> Instructions
(1) List the goods that the passage on Lisbon's history says the city grew rich by trading in its golden era.
(2) Write a continuation of the passage on Lisbon's history, picking up after its final sentence.
### Extracted text
The Muslim influence is still visible in the Alfama district, an old quarter of Lisbon that survived the 1755 Lisbon earthquake: many place-names are derived from Arabic and the Alfama (the oldest existing district of Lisbon) was derived from the Arabic "al-hamma". For a brief time, Lisbon was an independent Muslim kingdom known as the Taifa of Lisbon (1022–1094), before being conquered by the larger Taifa of Badajoz. In 1108 Lisbon was raided and occupied by Norwegian crusaders led by Sigurd I on their way to the Holy Land as part of the Norwegian Crusade and occupied by crusader forces for three years. It was taken by the Moorish Almoravids in 1111. In 1147, as part of the Reconquista, crusader knights led by Afonso I of Portugal besieged and reconquered Lisbon. The city, with around 154,000 residents at the time, was returned to Christian rule. The reconquest of Portugal and re-establishment of Christianity is one of the most significant events in Lisbon's history, described in the chronicle Expugnatione Lyxbonensi, which describes, among other incidents, how the local bishop was killed by the crusaders and the city's residents prayed to the Virgin Mary as it happened. Some of the Muslim residents converted to Roman Catholicism and most of those who did not convert fled to other parts of the Islamic world, primarily Muslim Spain and North Africa. All mosques were either completely destroyed or converted into churches. As a result of the end of Muslim rule, spoken Arabic quickly lost its place in the everyday life of the city and disappeared altogether.

With its central location, Lisbon became the capital city of the new Portuguese territory in 1255. The first Portuguese university was founded in Lisbon in 1290 by King Denis I; for many years the Studium Generale (General Study) was transferred intermittently to Coimbra, where it was installed permanently in the 16th century as the University of Coimbra. In 1384, the city was besieged by King Juan I of Castille, as a part of the ongoing 1383–1385 Crisis. The result of the siege was a victory for the Portuguese led by Nuno Álvares Pereira. During the last centuries of the Middle Ages, the city expanded substantially and became an important trading post with both Northern European and Mediterranean cities. When the Spaniards expelled the Jews from Spanish territory, many of the Jews fled to Lisbon. Although acknowledging the central importance of the Jews to the city's prosperity, Manuel I decreed in 1497 that all Jews must convert to Christianity, only those who refused being forced to leave, but not before the expropriation of their property. In 1506, an anti-semitic movement among the Old Christians of Lisbon culminated in a massacre lasting four days in which some 1,000 to 4,000 New Christian men, women and children, converted descendants of Sephardic Jews, are estimated to have been killed. The king was at Évora when these events occurred, but angered when he received the news, he ordered an investigation which resulted in two of the instigating friars being excommunicated and burned alive. Most of the Portuguese expeditions of the Age of Discovery set out from Lisbon during the period from the end of the 15th century to the beginning of the 17th century, including Vasco da Gama's expedition to India in 1498. The following years of the 16th century began Lisbon's golden era: the city was the European hub of commerce between Africa, India, the Far East and later, Brazil, and acquired great riches by exploiting the trade in spices, slaves, sugar, textiles and other goods. This period saw the rise of the exuberant Manueline style in architecture, which left its mark in many 16th-century monuments (including Lisbon's Belém Tower and Jerónimos Monastery, which were declared UNESCO World Heritage Sites). A description of Lisbon in the 16th century was written by Damião de Góis and published in 1554.
######
### Listed records
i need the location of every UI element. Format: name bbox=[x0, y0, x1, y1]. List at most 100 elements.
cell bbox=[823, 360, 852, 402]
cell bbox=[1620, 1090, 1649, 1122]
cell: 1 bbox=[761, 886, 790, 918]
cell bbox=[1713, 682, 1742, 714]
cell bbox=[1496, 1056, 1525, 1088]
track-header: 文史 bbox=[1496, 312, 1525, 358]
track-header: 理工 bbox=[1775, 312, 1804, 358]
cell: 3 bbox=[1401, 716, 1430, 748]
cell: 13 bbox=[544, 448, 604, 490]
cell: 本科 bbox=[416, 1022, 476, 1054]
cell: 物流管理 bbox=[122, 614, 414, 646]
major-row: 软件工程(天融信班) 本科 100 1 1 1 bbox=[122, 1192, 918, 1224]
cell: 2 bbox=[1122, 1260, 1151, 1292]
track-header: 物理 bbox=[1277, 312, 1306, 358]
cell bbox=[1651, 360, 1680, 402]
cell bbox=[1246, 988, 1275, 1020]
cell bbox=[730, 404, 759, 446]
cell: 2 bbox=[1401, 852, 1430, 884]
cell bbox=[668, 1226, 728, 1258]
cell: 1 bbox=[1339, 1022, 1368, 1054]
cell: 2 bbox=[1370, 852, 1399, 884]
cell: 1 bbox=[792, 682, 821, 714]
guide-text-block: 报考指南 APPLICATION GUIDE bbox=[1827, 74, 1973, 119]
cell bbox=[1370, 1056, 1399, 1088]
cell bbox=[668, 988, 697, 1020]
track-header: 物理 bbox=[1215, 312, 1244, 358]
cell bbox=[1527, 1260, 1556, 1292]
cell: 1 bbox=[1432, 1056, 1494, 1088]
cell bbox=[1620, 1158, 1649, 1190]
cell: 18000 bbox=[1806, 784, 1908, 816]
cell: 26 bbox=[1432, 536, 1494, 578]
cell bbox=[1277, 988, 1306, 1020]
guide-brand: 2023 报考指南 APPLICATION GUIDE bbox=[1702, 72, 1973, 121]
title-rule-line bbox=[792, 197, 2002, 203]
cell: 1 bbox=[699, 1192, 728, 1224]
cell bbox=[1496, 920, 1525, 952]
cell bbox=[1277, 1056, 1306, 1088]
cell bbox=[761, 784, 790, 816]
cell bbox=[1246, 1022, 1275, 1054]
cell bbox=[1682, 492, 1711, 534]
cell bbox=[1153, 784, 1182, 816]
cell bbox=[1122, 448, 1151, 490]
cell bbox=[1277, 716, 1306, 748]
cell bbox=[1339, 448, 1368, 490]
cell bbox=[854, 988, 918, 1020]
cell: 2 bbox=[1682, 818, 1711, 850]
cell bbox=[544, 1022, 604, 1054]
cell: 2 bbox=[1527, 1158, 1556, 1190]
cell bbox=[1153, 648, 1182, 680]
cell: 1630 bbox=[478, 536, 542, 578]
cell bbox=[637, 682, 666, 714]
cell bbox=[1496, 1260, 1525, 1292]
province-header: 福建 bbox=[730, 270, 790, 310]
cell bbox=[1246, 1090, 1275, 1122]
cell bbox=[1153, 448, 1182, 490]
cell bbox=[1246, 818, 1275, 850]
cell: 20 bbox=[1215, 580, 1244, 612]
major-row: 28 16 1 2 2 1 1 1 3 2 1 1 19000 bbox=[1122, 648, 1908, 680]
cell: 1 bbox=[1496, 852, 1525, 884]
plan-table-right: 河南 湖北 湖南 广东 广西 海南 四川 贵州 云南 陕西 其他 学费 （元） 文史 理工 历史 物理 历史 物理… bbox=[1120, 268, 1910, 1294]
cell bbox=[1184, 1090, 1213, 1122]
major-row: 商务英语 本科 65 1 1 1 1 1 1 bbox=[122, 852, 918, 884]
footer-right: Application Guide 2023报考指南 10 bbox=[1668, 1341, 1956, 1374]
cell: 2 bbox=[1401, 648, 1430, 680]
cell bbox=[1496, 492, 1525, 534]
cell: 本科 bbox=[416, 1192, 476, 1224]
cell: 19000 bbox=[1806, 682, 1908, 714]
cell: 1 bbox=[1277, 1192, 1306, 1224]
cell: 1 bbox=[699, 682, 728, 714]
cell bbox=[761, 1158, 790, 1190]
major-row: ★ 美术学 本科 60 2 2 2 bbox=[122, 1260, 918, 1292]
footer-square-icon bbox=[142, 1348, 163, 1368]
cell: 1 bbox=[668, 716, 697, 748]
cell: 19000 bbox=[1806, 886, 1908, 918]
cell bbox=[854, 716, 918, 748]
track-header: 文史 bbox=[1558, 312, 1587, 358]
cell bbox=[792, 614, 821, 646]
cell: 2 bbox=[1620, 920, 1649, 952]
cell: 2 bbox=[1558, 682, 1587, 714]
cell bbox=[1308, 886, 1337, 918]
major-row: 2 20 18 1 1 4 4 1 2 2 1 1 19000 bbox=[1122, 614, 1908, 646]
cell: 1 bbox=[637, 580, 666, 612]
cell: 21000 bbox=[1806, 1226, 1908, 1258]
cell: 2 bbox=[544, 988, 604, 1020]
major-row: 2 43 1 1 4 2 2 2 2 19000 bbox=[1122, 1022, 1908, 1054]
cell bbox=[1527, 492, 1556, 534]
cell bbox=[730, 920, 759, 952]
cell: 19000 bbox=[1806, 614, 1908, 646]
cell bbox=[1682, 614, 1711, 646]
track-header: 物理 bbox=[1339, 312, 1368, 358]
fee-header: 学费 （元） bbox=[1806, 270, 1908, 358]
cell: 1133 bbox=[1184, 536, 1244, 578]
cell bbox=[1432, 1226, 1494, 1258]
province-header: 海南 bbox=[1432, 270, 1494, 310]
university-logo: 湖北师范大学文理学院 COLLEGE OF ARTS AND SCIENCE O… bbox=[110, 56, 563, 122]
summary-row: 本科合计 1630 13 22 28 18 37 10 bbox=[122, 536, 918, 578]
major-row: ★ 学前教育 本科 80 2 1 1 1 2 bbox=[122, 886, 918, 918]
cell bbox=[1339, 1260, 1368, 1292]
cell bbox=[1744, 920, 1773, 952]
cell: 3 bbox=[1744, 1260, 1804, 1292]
######
> Outputs in order
(1) spices, slaves, sugar, textiles

(2)
The succession crisis of 1580, initiated a sixty-year period of dual monarchy in Portugal and Spain under the Spanish Habsburgs. This is referred to as the "Philippine Dominion" (Domínio Filipino), since all three Spanish kings during that period were called Philip (Filipe). In 1589, Lisbon was the target of an incursion by the English Armada led by Francis Drake, while Queen Elizabeth supported a Portuguese pretender in Antonio, Prior of Crato, but support for Crato was lacking and the expedition was a failure. The Portuguese Restoration War, which began with a coup d'état organised by the nobility and bourgeoisie in Lisbon and executed on 1 December 1640, restored Portuguese independence. The period from 1640 to 1668 was marked by periodic skirmishes between Portugal and Spain, as well as short episodes of more serious warfare until the Treaty of Lisbon was signed in 1668. In the early 18th century, gold from Brazil allowed King John V to sponsor the building of several Baroque churches and theatres in the city. Prior to the 18th century, Lisbon had experienced several significant earthquakes – eight in the 14th century, five in the 16th century (including the 1531 earthquake that destroyed 1,500 houses and the 1597 earthquake in which three streets vanished), and three in the 17th century.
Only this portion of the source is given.